**Your objective**
Every line must be returned precisely as it is written.

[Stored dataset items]
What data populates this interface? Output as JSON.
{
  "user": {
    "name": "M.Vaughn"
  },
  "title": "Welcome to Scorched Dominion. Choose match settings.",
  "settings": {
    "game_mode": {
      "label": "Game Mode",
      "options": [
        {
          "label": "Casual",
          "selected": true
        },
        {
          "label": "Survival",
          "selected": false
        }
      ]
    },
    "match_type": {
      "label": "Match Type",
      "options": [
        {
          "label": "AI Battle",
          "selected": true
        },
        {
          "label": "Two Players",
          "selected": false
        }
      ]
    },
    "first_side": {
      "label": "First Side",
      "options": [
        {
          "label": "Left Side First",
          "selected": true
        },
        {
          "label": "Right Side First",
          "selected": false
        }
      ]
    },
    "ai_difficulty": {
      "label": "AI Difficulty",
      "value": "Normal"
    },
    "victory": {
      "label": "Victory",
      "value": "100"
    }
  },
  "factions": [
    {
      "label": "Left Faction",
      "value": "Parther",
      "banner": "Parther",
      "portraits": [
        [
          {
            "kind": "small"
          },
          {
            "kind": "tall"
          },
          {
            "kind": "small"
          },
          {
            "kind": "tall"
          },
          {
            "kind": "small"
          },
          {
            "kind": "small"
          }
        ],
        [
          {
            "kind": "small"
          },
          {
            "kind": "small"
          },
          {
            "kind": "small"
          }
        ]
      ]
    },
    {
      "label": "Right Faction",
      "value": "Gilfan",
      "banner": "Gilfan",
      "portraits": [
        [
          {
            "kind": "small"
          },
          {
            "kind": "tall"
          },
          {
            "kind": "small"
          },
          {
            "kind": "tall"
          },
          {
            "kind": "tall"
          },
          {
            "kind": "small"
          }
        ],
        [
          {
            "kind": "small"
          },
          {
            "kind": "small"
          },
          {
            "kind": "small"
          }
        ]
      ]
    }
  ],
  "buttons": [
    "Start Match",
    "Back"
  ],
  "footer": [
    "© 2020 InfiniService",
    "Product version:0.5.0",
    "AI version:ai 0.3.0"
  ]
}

**Solved problem**
What data populates this interface? Output as JSON.
{
  "user": {
    "name": "M.Vaughn"
  },
  "title": "Welcome to Scorched Dominion. Choose match settings.",
  "settings": {
    "game_mode": {
      "label": "Game Mode",
      "options": [
        {
          "label": "Casual",
          "selected": true
        },
        {
          "label": "Survival",
          "selected": false
        }
      ]
    },
    "match_type": {
      "label": "Match Type",
      "options": [
        {
          "label": "AI Battle",
          "selected": true
        },
        {
          "label": "Two Players",
          "selected": false
        }
      ]
    },
    "first_side": {
      "label": "First Side",
      "options": [
        {
          "label": "Left Side First",
          "selected": true
        },
        {
          "label": "Right Side First",
          "selected": false
        }
      ]
    },
    "ai_difficulty": {
      "label": "AI Difficulty",
      "value": "Normal"
    },
    "victory": {
      "label": "Victory",
      "value": "100"
    }
  },
  "factions": [
    {
      "label": "Left Faction",
      "value": "Parther",
      "banner": "Parther",
      "portraits": [
        [
          {
            "kind": "small"
          },
          {
            "kind": "tall"
          },
          {
            "kind": "small"
          },
          {
            "kind": "tall"
          },
          {
            "kind": "small"
          },
          {
            "kind": "small"
          }
        ],
        [
          {
            "kind": "small"
          },
          {
            "kind": "small"
          },
          {
            "kind": "small"
          }
        ]
      ]
    },
    {
      "label": "Right Faction",
      "value": "Gilfan",
      "banner": "Gilfan",
      "portraits": [
        [
          {
            "kind": "small"
          },
          {
            "kind": "tall"
          },
          {
            "kind": "small"
          },
          {
            "kind": "tall"
          },
          {
            "kind": "tall"
          },
          {
            "kind": "small"
          }
        ],
        [
          {
            "kind": "small"
          },
          {
            "kind": "small"
          },
          {
            "kind": "small"
          }
        ]
      ]
    }
  ],
  "buttons": [
    "Start Match",
    "Back"
  ],
  "footer": [
    "© 2020 InfiniService",
    "Product version:0.5.0",
    "AI version:ai 0.3.0"
  ]
}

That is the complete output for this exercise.